» TASK PROMPT: Please arrange every line of the records below as a JSON list of strings, one string per line, with blank lines omitted. Keep the pictures out of the list.

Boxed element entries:
----------

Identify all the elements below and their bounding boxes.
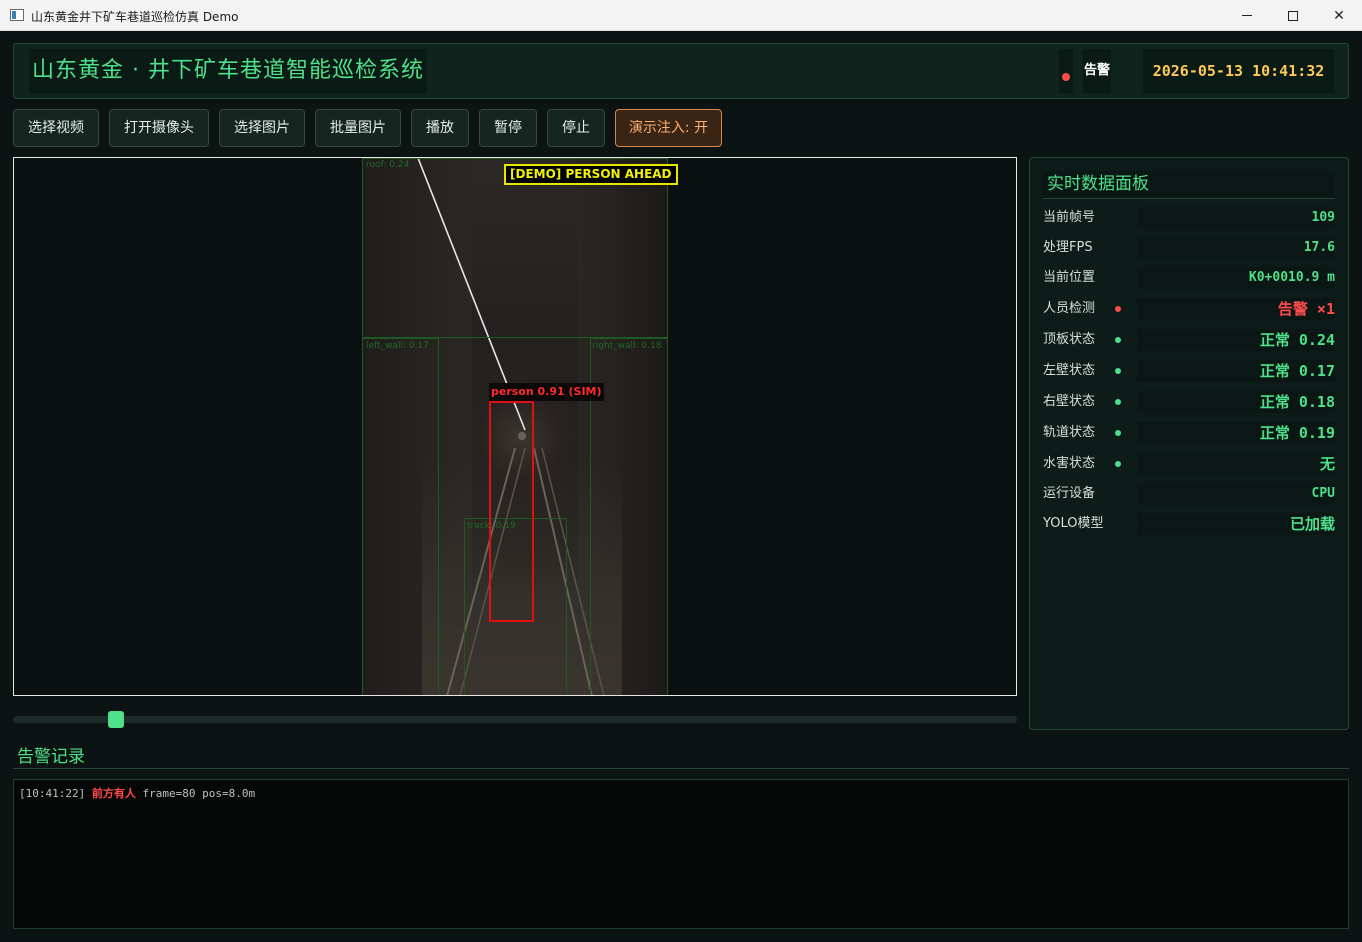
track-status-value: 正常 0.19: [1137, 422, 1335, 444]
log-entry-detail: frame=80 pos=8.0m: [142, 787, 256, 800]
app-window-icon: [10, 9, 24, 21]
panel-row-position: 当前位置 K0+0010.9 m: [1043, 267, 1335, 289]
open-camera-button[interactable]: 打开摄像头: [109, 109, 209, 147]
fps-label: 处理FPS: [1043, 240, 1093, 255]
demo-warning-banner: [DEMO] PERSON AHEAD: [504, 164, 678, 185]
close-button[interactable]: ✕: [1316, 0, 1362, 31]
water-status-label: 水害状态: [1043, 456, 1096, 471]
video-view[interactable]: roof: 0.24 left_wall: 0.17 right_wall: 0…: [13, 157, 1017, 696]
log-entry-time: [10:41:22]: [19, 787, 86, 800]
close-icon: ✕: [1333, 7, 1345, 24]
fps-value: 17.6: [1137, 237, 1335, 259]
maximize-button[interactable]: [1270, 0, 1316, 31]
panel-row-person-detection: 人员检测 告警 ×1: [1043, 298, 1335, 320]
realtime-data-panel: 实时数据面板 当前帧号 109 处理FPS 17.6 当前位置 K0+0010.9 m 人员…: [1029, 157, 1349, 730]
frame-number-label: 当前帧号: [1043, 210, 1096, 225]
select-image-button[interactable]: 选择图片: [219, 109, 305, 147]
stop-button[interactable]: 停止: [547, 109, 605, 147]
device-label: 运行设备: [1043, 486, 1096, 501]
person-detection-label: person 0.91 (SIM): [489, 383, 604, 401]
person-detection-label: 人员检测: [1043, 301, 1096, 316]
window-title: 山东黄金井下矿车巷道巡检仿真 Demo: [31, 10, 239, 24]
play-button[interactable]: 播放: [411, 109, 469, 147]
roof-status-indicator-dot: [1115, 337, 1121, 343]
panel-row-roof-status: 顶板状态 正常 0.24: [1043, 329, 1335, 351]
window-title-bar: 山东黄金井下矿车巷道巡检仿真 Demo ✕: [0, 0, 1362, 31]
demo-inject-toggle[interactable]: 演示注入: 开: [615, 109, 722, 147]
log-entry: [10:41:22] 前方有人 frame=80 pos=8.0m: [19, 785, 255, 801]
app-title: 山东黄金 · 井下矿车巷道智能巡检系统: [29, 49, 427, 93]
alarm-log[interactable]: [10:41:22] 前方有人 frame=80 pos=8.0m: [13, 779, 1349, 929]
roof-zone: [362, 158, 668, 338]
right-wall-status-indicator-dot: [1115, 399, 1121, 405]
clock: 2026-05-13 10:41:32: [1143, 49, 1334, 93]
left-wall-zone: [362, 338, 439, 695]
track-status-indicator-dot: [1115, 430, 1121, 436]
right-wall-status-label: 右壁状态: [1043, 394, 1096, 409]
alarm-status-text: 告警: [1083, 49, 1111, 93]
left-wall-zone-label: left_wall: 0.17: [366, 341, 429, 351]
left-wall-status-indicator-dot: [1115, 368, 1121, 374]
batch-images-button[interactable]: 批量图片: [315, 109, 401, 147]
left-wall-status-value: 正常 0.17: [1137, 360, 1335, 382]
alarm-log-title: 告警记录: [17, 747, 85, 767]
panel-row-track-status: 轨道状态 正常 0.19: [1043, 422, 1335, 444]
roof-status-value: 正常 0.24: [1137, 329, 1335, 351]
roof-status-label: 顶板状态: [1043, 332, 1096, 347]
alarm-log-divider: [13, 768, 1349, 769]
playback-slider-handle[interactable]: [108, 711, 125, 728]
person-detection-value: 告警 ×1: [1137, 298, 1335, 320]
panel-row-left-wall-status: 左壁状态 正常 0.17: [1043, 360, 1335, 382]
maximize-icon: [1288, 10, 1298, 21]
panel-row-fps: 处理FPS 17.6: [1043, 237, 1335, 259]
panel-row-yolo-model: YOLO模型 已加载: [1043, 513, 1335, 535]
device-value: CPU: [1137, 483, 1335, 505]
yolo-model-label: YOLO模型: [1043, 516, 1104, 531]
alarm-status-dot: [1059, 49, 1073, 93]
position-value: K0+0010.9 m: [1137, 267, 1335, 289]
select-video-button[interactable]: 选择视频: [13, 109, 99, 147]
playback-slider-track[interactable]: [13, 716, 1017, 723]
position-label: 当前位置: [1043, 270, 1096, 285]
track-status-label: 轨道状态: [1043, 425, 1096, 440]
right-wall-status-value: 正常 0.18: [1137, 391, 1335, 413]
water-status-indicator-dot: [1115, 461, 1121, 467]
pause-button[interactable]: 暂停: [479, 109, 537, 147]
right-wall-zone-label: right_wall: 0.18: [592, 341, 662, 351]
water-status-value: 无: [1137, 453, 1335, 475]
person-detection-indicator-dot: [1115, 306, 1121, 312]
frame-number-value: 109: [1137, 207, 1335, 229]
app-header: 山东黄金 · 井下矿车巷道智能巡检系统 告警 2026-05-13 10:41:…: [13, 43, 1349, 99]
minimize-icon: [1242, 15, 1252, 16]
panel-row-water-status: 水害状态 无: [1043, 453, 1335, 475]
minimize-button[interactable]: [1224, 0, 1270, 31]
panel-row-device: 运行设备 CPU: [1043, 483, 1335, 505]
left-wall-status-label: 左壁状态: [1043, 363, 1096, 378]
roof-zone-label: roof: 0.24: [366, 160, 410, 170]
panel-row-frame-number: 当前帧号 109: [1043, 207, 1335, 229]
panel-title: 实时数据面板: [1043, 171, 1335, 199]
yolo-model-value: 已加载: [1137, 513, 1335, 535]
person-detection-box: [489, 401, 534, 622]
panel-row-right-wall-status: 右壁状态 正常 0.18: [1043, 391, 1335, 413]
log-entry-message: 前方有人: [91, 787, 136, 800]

----------

» TASK RESULT:
[
  "Identify all the elements below and their bounding boxes.",
  "track-status-value: 正常 0.19: [1137, 422, 1335, 444]",
  "log-entry-detail: frame=80 pos=8.0m: [142, 787, 256, 800]",
  "app-window-icon: [10, 9, 24, 21]",
  "panel-row-position: 当前位置 K0+0010.9 m: [1043, 267, 1335, 289]",
  "open-camera-button[interactable]: 打开摄像头: [109, 109, 209, 147]",
  "fps-label: 处理FPS: [1043, 240, 1093, 255]",
  "demo-warning-banner: [DEMO] PERSON AHEAD: [504, 164, 678, 185]",
  "close-button[interactable]: ✕: [1316, 0, 1362, 31]",
  "water-status-label: 水害状态: [1043, 456, 1096, 471]",
  "video-view[interactable]: roof: 0.24 left_wall: 0.17 right_wall: 0…: [13, 157, 1017, 696]",
  "log-entry-time: [10:41:22]: [19, 787, 86, 800]",
  "close-icon: ✕: [1333, 7, 1345, 24]",
  "fps-value: 17.6: [1137, 237, 1335, 259]",
  "maximize-button[interactable]: [1270, 0, 1316, 31]",
  "panel-row-person-detection: 人员检测 告警 ×1: [1043, 298, 1335, 320]",
  "realtime-data-panel: 实时数据面板 当前帧号 109 处理FPS 17.6 当前位置 K0+0010.9 m 人员…: [1029, 157, 1349, 730]",
  "frame-number-label: 当前帧号: [1043, 210, 1096, 225]",
  "select-image-button[interactable]: 选择图片: [219, 109, 305, 147]",
  "stop-button[interactable]: 停止: [547, 109, 605, 147]",
  "device-label: 运行设备: [1043, 486, 1096, 501]",
  "person-detection-label: person 0.91 (SIM): [489, 383, 604, 401]",
  "person-detection-label: 人员检测: [1043, 301, 1096, 316]",
  "window-title: 山东黄金井下矿车巷道巡检仿真 Demo: [31, 10, 239, 24]",
  "play-button[interactable]: 播放: [411, 109, 469, 147]",
  "roof-status-indicator-dot: [1115, 337, 1121, 343]",
  "panel-row-roof-status: 顶板状态 正常 0.24: [1043, 329, 1335, 351]",
  "window-title-bar: 山东黄金井下矿车巷道巡检仿真 Demo ✕: [0, 0, 1362, 31]",
  "demo-inject-toggle[interactable]: 演示注入: 开: [615, 109, 722, 147]",
  "log-entry: [10:41:22] 前方有人 frame=80 pos=8.0m: [19, 785, 255, 801]",
  "app-title: 山东黄金 · 井下矿车巷道智能巡检系统: [29, 49, 427, 93]",
  "alarm-log[interactable]: [10:41:22] 前方有人 frame=80 pos=8.0m: [13, 779, 1349, 929]",
  "roof-zone: [362, 158, 668, 338]",
  "right-wall-status-indicator-dot: [1115, 399, 1121, 405]",
  "clock: 2026-05-13 10:41:32: [1143, 49, 1334, 93]",
  "left-wall-zone: [362, 338, 439, 695]",
  "track-status-indicator-dot: [1115, 430, 1121, 436]",
  "right-wall-status-label: 右壁状态: [1043, 394, 1096, 409]",
  "alarm-status-text: 告警: [1083, 49, 1111, 93]",
  "left-wall-zone-label: left_wall: 0.17: [366, 341, 429, 351]",
  "left-wall-status-indicator-dot: [1115, 368, 1121, 374]",
  "batch-images-button[interactable]: 批量图片: [315, 109, 401, 147]",
  "left-wall-status-value: 正常 0.17: [1137, 360, 1335, 382]",
  "alarm-log-title: 告警记录: [17, 747, 85, 767]",
  "panel-row-track-status: 轨道状态 正常 0.19: [1043, 422, 1335, 444]",
  "roof-status-value: 正常 0.24: [1137, 329, 1335, 351]",
  "roof-status-label: 顶板状态: [1043, 332, 1096, 347]",
  "alarm-log-divider: [13, 768, 1349, 769]",
  "playback-slider-handle[interactable]: [108, 711, 125, 728]",
  "person-detection-value: 告警 ×1: [1137, 298, 1335, 320]",
  "panel-row-left-wall-status: 左壁状态 正常 0.17: [1043, 360, 1335, 382]",
  "maximize-icon: [1288, 10, 1298, 21]",
  "panel-row-fps: 处理FPS 17.6: [1043, 237, 1335, 259]",
  "panel-row-yolo-model: YOLO模型 已加载: [1043, 513, 1335, 535]",
  "device-value: CPU: [1137, 483, 1335, 505]",
  "yolo-model-label: YOLO模型: [1043, 516, 1104, 531]",
  "alarm-status-dot: [1059, 49, 1073, 93]",
  "position-value: K0+0010.9 m: [1137, 267, 1335, 289]",
  "select-video-button[interactable]: 选择视频: [13, 109, 99, 147]",
  "playback-slider-track[interactable]: [13, 716, 1017, 723]",
  "position-label: 当前位置: [1043, 270, 1096, 285]",
  "track-status-label: 轨道状态: [1043, 425, 1096, 440]",
  "right-wall-status-value: 正常 0.18: [1137, 391, 1335, 413]",
  "water-status-indicator-dot: [1115, 461, 1121, 467]",
  "pause-button[interactable]: 暂停: [479, 109, 537, 147]",
  "right-wall-zone-label: right_wall: 0.18: [592, 341, 662, 351]",
  "water-status-value: 无: [1137, 453, 1335, 475]",
  "person-detection-indicator-dot: [1115, 306, 1121, 312]",
  "frame-number-value: 109: [1137, 207, 1335, 229]",
  "app-header: 山东黄金 · 井下矿车巷道智能巡检系统 告警 2026-05-13 10:41:…: [13, 43, 1349, 99]",
  "minimize-icon: [1242, 15, 1252, 16]",
  "panel-row-water-status: 水害状态 无: [1043, 453, 1335, 475]",
  "minimize-button[interactable]: [1224, 0, 1270, 31]",
  "panel-row-device: 运行设备 CPU: [1043, 483, 1335, 505]",
  "left-wall-status-label: 左壁状态: [1043, 363, 1096, 378]",
  "roof-zone-label: roof: 0.24: [366, 160, 410, 170]",
  "panel-row-frame-number: 当前帧号 109: [1043, 207, 1335, 229]",
  "panel-title: 实时数据面板: [1043, 171, 1335, 199]",
  "yolo-model-value: 已加载: [1137, 513, 1335, 535]",
  "person-detection-box: [489, 401, 534, 622]",
  "panel-row-right-wall-status: 右壁状态 正常 0.18: [1043, 391, 1335, 413]",
  "log-entry-message: 前方有人: [91, 787, 136, 800]"
]